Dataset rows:
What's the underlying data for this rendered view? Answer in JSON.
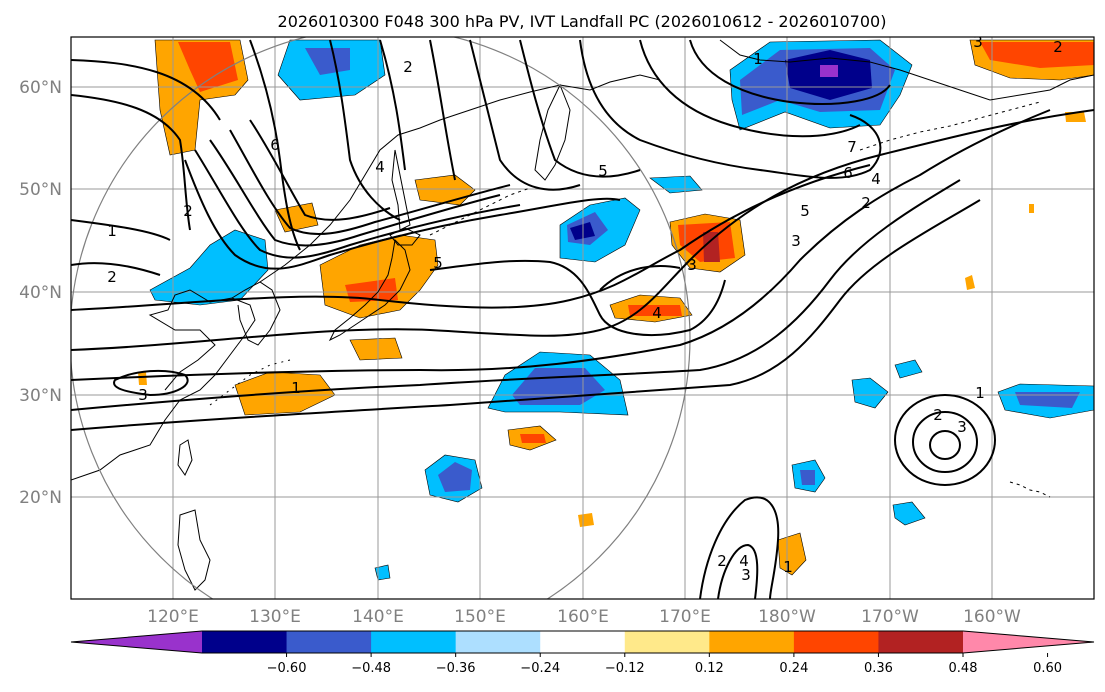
{
  "title": "2026010300 F048 300 hPa PV, IVT Landfall PC (2026010612 - 2026010700)",
  "lat_labels": [
    "60°N",
    "50°N",
    "40°N",
    "30°N",
    "20°N"
  ],
  "lon_labels": [
    "120°E",
    "130°E",
    "140°E",
    "150°E",
    "160°E",
    "170°E",
    "180°W",
    "170°W",
    "160°W"
  ],
  "colorbar": {
    "ticks": [
      "−0.60",
      "−0.48",
      "−0.36",
      "−0.24",
      "−0.12",
      "0.12",
      "0.24",
      "0.36",
      "0.48",
      "0.60"
    ],
    "colors": [
      "#9932cc",
      "#00008b",
      "#3a5bcc",
      "#00bfff",
      "#addfff",
      "#ffffff",
      "#ffe98a",
      "#ffa500",
      "#ff4500",
      "#b22222",
      "#ff88aa"
    ]
  },
  "contour_labels": [
    "1",
    "2",
    "3",
    "4",
    "5",
    "6",
    "7"
  ]
}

DO THIS
Skip the pictures and transcribe the rest of the records exactly.

RESPONSE TO THE TASK
What's the underlying data for this rendered view? Answer in JSON.
{
  "title": "2026010300 F048 300 hPa PV, IVT Landfall PC (2026010612 - 2026010700)",
  "lat_labels": [
    "60°N",
    "50°N",
    "40°N",
    "30°N",
    "20°N"
  ],
  "lon_labels": [
    "120°E",
    "130°E",
    "140°E",
    "150°E",
    "160°E",
    "170°E",
    "180°W",
    "170°W",
    "160°W"
  ],
  "colorbar": {
    "ticks": [
      "−0.60",
      "−0.48",
      "−0.36",
      "−0.24",
      "−0.12",
      "0.12",
      "0.24",
      "0.36",
      "0.48",
      "0.60"
    ],
    "colors": [
      "#9932cc",
      "#00008b",
      "#3a5bcc",
      "#00bfff",
      "#addfff",
      "#ffffff",
      "#ffe98a",
      "#ffa500",
      "#ff4500",
      "#b22222",
      "#ff88aa"
    ]
  },
  "contour_labels": [
    "1",
    "2",
    "3",
    "4",
    "5",
    "6",
    "7"
  ]
}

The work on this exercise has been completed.